- **What this task involves**
Below are the records; reproduce all of them exactly but without any images.

- **Dataset entries**
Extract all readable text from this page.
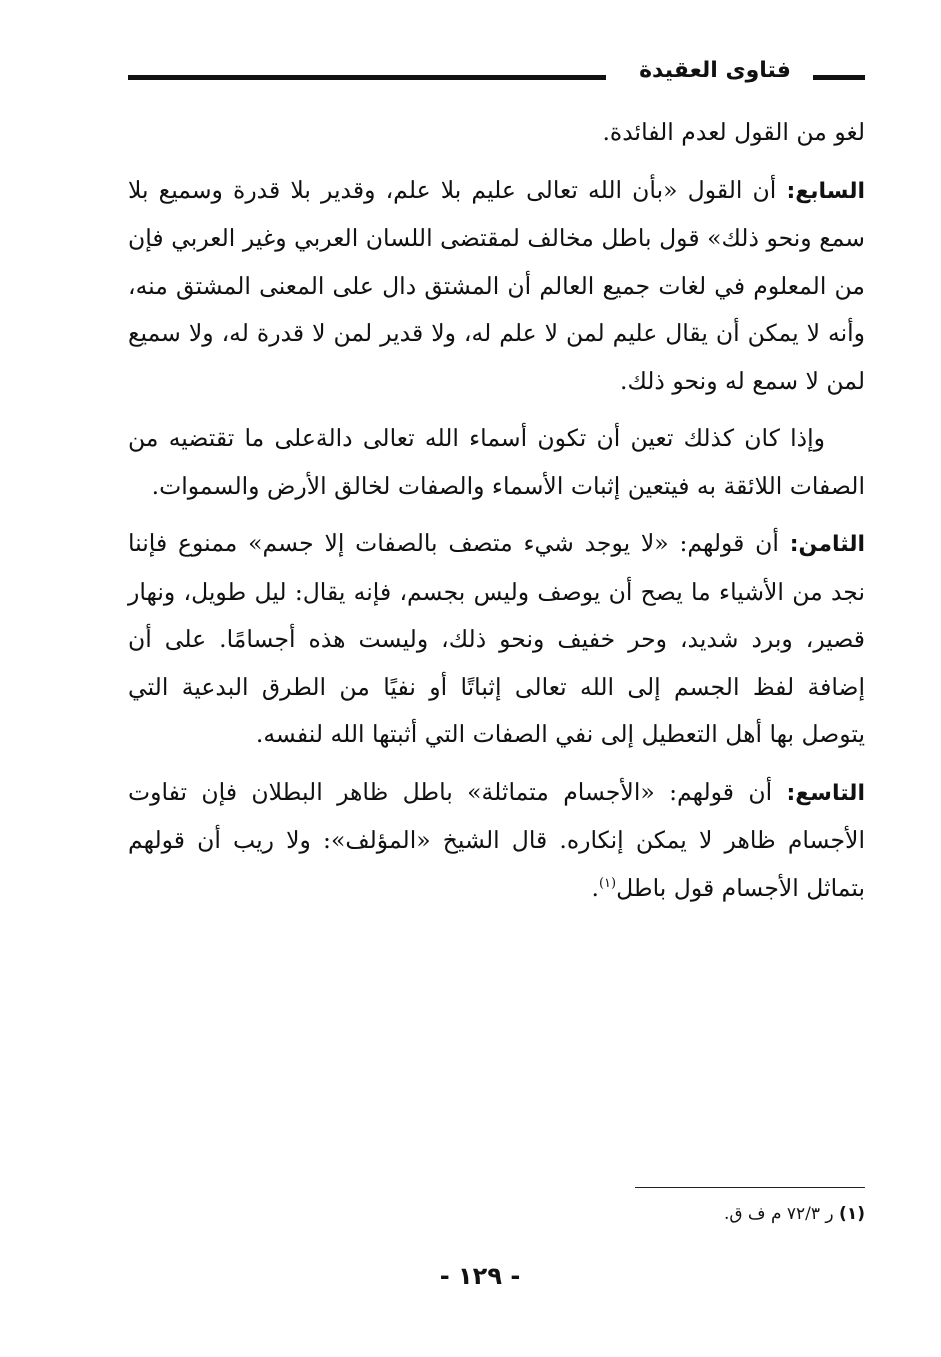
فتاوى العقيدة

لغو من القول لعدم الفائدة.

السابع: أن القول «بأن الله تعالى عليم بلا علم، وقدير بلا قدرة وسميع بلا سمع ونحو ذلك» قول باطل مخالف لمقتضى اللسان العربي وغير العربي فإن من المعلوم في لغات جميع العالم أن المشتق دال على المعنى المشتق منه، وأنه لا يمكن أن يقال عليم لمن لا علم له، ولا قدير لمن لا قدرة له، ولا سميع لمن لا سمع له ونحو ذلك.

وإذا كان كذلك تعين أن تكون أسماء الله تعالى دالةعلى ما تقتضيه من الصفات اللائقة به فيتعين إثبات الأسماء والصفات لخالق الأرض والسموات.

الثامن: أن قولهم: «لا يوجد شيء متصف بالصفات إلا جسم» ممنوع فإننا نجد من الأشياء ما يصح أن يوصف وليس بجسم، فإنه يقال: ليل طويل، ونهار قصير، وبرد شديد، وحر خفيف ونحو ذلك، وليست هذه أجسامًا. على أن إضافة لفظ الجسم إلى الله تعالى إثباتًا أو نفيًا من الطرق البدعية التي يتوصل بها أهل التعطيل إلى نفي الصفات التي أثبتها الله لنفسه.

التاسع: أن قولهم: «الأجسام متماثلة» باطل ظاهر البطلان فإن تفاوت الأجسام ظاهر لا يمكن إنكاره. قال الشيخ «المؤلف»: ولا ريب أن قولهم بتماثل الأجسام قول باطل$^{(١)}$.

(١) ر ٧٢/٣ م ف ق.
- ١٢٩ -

- **Solved exercise**
Extract all readable text from this page.
فتاوى العقيدة

لغو من القول لعدم الفائدة.

السابع: أن القول «بأن الله تعالى عليم بلا علم، وقدير بلا قدرة وسميع بلا سمع ونحو ذلك» قول باطل مخالف لمقتضى اللسان العربي وغير العربي فإن من المعلوم في لغات جميع العالم أن المشتق دال على المعنى المشتق منه، وأنه لا يمكن أن يقال عليم لمن لا علم له، ولا قدير لمن لا قدرة له، ولا سميع لمن لا سمع له ونحو ذلك.

وإذا كان كذلك تعين أن تكون أسماء الله تعالى دالةعلى ما تقتضيه من الصفات اللائقة به فيتعين إثبات الأسماء والصفات لخالق الأرض والسموات.

الثامن: أن قولهم: «لا يوجد شيء متصف بالصفات إلا جسم» ممنوع فإننا نجد من الأشياء ما يصح أن يوصف وليس بجسم، فإنه يقال: ليل طويل، ونهار قصير، وبرد شديد، وحر خفيف ونحو ذلك، وليست هذه أجسامًا. على أن إضافة لفظ الجسم إلى الله تعالى إثباتًا أو نفيًا من الطرق البدعية التي يتوصل بها أهل التعطيل إلى نفي الصفات التي أثبتها الله لنفسه.

التاسع: أن قولهم: «الأجسام متماثلة» باطل ظاهر البطلان فإن تفاوت الأجسام ظاهر لا يمكن إنكاره. قال الشيخ «المؤلف»: ولا ريب أن قولهم بتماثل الأجسام قول باطل$^{(١)}$.

(١) ر ٧٢/٣ م ف ق.
- ١٢٩ -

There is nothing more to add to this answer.